━━ Records for processing

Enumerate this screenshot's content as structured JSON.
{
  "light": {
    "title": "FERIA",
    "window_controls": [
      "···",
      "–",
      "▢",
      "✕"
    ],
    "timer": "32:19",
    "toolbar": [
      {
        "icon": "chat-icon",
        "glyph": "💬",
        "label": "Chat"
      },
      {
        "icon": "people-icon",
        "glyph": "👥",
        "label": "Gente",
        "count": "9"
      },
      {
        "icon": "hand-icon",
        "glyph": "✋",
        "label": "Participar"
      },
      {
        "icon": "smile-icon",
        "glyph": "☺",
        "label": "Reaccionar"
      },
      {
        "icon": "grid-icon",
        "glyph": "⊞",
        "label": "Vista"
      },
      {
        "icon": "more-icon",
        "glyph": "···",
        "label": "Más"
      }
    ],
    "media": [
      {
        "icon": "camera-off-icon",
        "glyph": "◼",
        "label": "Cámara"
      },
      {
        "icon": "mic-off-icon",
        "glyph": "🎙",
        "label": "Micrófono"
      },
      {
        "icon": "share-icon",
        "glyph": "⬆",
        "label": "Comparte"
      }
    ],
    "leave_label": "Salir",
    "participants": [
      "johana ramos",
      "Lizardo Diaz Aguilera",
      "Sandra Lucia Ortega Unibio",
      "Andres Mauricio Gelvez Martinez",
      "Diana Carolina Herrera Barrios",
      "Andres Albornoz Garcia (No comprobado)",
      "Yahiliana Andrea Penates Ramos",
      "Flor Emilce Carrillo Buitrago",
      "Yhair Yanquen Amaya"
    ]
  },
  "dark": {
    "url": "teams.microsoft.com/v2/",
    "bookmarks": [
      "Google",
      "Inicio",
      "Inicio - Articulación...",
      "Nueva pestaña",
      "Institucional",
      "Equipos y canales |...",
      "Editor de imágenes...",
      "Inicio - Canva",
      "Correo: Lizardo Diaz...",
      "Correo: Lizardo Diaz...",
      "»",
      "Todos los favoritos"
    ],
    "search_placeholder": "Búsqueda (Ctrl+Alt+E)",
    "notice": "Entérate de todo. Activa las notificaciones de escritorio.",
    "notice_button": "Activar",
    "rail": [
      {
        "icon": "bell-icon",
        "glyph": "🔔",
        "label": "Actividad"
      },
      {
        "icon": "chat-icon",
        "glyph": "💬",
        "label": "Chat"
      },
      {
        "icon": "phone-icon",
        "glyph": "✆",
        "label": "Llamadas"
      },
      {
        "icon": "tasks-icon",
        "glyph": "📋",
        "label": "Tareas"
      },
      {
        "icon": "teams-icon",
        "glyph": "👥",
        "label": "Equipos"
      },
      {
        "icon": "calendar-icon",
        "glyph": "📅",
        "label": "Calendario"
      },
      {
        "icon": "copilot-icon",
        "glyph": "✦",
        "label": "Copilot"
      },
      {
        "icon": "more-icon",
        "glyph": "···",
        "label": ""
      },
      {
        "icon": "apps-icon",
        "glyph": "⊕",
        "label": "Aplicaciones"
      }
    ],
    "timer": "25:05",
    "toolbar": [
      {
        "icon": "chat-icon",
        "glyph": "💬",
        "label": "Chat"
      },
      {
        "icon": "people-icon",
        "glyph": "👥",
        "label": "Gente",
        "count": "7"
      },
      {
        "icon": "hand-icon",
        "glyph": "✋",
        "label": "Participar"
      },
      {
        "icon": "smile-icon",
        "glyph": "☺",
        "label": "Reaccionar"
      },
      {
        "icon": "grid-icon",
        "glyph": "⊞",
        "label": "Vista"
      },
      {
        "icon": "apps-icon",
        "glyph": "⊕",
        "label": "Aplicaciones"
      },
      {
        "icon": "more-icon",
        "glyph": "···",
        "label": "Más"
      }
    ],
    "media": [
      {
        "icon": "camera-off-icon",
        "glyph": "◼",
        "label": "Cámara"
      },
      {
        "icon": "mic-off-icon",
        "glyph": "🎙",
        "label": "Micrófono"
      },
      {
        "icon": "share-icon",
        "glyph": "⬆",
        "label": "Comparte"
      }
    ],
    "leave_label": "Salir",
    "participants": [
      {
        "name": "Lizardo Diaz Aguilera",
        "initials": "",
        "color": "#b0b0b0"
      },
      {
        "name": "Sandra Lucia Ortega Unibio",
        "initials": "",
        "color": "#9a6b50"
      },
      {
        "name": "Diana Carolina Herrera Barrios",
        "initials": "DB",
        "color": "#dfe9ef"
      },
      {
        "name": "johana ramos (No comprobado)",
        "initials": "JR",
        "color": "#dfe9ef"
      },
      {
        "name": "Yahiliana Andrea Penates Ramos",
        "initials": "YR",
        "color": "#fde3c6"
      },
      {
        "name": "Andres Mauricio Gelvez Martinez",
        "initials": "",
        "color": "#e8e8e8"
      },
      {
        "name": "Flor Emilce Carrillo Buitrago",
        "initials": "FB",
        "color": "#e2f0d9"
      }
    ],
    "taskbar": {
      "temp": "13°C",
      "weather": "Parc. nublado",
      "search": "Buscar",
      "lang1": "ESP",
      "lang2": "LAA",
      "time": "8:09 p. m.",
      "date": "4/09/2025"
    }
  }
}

━━━━

Whenever a line above contains "Andrea", copy that line.

      "Yahiliana Andrea Penates Ramos",
        "name": "Yahiliana Andrea Penates Ramos",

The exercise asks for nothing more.